§ **Objective**
Below are entries. Pull out all lines containing "subtitle".
╭─ Records shown
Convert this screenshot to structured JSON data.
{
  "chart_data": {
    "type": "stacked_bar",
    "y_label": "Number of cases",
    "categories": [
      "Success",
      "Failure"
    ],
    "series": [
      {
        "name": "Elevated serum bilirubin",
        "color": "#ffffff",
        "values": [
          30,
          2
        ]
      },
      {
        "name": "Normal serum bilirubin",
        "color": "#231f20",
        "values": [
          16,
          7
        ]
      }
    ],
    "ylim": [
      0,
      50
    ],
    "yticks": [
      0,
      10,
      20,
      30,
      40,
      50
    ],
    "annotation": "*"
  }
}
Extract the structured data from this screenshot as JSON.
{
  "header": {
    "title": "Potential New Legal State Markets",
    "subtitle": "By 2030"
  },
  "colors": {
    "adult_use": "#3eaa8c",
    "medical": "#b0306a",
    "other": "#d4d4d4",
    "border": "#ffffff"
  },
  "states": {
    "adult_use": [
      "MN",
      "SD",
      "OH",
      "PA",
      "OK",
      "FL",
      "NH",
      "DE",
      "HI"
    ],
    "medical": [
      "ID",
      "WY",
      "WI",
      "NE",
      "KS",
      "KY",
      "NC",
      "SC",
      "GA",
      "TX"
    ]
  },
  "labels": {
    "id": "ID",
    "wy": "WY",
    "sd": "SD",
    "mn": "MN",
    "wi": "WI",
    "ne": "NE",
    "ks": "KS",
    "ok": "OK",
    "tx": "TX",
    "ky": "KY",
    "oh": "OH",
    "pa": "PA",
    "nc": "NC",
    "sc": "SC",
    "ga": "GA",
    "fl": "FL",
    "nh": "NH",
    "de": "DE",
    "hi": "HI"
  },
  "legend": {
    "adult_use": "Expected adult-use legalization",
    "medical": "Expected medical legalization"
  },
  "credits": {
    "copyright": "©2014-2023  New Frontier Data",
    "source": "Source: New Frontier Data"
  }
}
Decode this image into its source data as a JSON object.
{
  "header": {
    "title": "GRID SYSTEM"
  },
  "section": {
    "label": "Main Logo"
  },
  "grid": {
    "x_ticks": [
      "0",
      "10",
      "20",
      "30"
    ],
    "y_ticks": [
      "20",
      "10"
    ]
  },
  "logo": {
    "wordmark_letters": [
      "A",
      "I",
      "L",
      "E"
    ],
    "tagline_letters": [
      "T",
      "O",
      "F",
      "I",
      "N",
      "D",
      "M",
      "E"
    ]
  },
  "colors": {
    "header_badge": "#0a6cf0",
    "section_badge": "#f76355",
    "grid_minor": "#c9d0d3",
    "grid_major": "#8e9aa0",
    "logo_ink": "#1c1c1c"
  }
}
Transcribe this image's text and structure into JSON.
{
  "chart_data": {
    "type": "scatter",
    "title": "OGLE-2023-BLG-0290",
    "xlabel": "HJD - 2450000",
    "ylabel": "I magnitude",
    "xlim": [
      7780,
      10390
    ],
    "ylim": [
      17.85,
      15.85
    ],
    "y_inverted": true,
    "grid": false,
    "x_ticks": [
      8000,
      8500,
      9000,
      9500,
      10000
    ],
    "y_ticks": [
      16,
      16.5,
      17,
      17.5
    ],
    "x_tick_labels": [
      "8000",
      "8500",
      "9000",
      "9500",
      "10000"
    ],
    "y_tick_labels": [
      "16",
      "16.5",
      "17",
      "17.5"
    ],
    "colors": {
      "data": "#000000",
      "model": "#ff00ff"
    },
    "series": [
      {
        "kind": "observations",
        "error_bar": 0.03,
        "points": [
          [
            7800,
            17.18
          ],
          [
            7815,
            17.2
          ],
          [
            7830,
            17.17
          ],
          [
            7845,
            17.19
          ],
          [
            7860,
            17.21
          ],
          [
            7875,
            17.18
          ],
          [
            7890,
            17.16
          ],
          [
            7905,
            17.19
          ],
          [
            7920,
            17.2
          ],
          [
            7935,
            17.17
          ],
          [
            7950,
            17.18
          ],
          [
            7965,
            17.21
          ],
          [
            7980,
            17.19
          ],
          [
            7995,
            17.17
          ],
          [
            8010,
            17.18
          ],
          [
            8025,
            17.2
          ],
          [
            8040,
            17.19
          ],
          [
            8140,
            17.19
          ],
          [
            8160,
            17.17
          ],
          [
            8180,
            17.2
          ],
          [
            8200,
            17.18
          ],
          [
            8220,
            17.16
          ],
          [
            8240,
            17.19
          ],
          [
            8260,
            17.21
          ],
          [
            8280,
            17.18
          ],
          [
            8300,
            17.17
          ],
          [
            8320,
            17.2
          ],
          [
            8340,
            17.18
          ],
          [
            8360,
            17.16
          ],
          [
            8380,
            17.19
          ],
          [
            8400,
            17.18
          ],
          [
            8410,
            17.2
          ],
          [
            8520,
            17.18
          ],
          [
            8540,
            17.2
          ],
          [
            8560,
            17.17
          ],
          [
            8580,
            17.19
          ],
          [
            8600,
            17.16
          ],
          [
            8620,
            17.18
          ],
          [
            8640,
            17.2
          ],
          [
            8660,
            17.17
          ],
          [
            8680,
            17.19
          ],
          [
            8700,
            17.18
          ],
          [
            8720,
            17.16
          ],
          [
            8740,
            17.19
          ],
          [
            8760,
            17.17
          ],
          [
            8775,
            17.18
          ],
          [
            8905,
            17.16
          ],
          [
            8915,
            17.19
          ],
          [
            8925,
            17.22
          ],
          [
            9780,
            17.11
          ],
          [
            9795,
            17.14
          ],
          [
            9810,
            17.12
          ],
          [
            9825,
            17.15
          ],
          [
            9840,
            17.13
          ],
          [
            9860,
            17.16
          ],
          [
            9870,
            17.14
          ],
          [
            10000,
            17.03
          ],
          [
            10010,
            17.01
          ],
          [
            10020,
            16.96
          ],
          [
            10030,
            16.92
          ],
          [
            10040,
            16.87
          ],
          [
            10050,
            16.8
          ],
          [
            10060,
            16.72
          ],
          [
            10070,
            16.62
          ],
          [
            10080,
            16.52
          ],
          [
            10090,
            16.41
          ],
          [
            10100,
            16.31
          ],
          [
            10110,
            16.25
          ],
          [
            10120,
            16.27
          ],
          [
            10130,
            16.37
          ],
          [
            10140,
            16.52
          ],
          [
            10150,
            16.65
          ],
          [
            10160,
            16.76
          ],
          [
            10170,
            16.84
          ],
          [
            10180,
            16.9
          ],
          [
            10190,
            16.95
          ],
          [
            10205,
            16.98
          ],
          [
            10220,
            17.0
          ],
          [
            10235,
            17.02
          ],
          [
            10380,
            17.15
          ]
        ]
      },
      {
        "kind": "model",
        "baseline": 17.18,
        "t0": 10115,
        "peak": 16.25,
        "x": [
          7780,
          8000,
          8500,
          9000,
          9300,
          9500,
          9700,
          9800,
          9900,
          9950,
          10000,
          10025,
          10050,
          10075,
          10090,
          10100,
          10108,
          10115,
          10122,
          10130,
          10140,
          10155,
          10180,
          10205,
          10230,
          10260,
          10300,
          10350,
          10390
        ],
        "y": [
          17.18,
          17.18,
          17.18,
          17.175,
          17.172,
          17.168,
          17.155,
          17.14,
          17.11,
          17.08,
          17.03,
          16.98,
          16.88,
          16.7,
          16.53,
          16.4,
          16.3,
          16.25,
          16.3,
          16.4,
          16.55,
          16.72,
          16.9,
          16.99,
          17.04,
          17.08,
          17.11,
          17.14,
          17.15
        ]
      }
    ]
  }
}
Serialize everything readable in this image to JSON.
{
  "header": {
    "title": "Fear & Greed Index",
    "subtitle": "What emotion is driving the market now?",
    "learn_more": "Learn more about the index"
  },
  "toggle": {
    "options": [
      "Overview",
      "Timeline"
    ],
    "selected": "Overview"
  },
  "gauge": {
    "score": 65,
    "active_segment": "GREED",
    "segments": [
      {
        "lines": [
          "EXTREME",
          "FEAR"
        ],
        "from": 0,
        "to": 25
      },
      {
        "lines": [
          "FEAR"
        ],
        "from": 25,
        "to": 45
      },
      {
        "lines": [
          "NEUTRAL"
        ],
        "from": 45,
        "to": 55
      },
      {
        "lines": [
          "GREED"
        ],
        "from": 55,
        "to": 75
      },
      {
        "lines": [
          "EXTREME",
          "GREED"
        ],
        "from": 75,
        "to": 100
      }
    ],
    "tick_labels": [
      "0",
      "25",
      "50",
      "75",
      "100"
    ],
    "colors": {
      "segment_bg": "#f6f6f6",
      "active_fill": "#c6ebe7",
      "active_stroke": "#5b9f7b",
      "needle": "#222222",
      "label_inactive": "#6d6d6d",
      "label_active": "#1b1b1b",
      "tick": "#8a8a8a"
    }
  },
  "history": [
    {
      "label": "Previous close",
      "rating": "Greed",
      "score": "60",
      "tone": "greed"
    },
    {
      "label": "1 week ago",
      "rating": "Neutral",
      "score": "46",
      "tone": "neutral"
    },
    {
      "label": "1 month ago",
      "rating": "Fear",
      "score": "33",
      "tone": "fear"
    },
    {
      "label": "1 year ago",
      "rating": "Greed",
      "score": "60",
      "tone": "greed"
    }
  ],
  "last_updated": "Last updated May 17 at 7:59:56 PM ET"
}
╰─
§ **Answer to the exercise**
    "subtitle": "By 2030"
    "subtitle": "What emotion is driving the market now?",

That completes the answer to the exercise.